## GOAL OF THE EXERCISE
Scan the data that follows and count the lines with the string "tailings"; answer with the count alone.

## DATASET ENTRIES

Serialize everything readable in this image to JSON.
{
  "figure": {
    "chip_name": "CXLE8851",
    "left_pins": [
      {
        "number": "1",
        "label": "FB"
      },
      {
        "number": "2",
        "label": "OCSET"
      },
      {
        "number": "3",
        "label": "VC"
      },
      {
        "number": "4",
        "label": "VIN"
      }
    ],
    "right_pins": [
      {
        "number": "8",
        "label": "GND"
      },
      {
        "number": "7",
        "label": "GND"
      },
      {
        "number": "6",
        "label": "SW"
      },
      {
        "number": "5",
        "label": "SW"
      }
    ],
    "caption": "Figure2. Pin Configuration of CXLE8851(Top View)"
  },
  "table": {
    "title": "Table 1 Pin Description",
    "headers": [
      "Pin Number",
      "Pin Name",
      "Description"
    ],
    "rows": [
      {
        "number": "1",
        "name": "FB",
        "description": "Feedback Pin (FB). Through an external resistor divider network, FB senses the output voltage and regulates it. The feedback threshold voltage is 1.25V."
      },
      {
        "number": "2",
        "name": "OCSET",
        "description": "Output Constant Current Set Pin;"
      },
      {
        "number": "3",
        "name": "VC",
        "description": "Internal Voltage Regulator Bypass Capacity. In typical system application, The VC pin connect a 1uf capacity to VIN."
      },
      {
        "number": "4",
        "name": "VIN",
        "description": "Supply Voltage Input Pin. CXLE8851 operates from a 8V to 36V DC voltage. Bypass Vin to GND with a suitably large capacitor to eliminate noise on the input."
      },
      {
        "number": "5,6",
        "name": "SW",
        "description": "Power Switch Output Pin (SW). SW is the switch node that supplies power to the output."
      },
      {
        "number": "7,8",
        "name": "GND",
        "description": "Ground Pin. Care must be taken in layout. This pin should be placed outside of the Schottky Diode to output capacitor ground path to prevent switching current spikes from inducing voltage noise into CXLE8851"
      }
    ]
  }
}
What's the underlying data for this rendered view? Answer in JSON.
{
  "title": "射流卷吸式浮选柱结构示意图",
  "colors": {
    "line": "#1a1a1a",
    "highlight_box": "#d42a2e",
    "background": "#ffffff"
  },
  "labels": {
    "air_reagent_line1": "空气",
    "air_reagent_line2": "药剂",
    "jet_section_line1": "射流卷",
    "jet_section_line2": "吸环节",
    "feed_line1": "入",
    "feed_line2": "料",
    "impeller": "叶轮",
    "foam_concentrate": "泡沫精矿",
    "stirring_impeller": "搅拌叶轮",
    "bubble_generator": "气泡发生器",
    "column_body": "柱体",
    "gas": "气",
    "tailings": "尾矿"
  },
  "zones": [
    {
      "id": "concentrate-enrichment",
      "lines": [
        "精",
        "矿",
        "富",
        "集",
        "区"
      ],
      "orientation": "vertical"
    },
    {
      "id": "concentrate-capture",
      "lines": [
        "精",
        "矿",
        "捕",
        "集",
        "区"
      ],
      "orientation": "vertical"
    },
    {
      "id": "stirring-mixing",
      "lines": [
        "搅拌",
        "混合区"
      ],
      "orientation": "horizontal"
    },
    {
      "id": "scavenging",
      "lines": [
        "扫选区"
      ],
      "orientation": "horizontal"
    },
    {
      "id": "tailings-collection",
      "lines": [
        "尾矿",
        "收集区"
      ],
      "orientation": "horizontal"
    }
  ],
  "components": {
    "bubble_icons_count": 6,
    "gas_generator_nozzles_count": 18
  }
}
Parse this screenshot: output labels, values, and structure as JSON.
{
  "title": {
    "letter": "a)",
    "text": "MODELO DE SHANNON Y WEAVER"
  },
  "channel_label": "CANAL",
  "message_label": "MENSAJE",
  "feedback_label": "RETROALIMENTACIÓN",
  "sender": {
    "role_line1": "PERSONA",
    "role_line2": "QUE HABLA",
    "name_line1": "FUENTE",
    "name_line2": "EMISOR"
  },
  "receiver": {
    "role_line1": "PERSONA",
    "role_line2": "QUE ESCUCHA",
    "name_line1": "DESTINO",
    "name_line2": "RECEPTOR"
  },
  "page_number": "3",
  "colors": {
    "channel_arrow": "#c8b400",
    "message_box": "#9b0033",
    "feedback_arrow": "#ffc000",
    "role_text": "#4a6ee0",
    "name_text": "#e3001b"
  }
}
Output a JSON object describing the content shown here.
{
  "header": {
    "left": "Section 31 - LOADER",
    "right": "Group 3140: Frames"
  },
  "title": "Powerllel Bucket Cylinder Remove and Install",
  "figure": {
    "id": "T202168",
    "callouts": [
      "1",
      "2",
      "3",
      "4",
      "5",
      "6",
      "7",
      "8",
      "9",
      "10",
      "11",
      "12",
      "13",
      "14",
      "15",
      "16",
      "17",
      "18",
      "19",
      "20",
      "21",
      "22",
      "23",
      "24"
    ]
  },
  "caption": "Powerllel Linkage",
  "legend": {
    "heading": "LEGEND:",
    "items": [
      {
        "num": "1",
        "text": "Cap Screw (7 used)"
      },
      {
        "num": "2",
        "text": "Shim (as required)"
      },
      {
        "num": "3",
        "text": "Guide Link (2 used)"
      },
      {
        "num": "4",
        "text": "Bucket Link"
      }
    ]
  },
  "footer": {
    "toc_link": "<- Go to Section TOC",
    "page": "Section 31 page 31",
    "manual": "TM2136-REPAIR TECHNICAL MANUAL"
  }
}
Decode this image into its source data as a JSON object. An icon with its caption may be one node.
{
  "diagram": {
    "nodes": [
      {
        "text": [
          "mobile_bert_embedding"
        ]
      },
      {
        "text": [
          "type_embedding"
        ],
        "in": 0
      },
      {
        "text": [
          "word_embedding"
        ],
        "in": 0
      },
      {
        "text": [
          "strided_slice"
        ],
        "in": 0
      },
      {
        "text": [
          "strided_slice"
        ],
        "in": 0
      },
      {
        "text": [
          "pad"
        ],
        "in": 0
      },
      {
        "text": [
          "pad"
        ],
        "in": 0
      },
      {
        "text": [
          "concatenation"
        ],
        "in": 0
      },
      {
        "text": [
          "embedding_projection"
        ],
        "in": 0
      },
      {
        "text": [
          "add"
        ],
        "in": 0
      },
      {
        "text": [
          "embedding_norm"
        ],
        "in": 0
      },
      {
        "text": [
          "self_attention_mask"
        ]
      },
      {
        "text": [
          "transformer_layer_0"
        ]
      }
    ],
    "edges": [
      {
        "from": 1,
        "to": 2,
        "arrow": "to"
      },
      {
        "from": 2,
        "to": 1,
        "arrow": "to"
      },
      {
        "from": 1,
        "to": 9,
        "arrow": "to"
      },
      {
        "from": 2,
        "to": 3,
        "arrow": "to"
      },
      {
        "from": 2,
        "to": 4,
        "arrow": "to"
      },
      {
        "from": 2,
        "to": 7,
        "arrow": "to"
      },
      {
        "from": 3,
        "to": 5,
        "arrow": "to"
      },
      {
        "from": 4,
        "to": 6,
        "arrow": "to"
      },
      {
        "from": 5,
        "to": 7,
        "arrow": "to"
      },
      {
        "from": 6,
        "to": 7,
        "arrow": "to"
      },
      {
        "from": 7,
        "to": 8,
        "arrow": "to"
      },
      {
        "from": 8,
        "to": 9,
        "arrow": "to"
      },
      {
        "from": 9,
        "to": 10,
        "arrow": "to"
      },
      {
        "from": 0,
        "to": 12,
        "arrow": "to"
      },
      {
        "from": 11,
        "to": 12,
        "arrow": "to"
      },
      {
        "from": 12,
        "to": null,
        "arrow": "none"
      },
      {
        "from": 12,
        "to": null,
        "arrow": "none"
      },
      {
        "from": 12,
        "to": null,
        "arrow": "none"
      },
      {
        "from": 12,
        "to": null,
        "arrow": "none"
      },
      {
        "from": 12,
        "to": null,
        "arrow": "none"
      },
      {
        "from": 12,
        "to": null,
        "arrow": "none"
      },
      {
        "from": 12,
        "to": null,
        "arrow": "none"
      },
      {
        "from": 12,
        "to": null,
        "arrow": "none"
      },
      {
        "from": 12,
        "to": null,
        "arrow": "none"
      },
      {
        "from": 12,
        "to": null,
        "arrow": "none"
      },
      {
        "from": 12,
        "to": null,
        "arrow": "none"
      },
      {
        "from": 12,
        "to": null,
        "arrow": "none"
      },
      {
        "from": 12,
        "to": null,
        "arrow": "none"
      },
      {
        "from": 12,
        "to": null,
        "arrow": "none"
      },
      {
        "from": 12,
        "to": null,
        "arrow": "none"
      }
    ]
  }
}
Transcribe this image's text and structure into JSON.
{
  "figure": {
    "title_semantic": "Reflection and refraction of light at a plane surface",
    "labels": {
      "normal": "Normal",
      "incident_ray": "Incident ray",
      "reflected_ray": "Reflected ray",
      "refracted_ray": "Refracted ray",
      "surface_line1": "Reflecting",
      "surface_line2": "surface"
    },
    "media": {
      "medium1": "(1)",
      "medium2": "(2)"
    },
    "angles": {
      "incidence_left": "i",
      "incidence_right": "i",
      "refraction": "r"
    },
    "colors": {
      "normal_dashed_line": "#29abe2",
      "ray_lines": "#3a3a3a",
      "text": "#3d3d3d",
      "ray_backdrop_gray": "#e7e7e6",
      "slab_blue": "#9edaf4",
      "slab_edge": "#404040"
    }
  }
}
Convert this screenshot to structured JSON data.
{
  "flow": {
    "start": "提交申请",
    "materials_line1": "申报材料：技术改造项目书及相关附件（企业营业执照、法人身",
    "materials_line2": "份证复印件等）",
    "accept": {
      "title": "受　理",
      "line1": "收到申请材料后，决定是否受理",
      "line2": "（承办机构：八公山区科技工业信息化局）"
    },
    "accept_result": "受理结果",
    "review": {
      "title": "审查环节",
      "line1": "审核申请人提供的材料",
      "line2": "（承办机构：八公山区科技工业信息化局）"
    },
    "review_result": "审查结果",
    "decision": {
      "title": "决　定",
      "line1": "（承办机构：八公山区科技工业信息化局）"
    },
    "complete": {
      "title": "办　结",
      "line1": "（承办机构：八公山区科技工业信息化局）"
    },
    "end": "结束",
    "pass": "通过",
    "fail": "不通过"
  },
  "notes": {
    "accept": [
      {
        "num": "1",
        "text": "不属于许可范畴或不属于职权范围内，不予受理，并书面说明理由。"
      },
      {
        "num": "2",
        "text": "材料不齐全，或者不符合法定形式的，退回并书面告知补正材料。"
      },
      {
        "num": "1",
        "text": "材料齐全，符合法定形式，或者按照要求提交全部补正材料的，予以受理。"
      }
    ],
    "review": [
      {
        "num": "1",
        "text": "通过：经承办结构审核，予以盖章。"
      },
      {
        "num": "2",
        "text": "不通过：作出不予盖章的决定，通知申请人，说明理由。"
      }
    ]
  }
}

## EXERCISE OUTPUT
2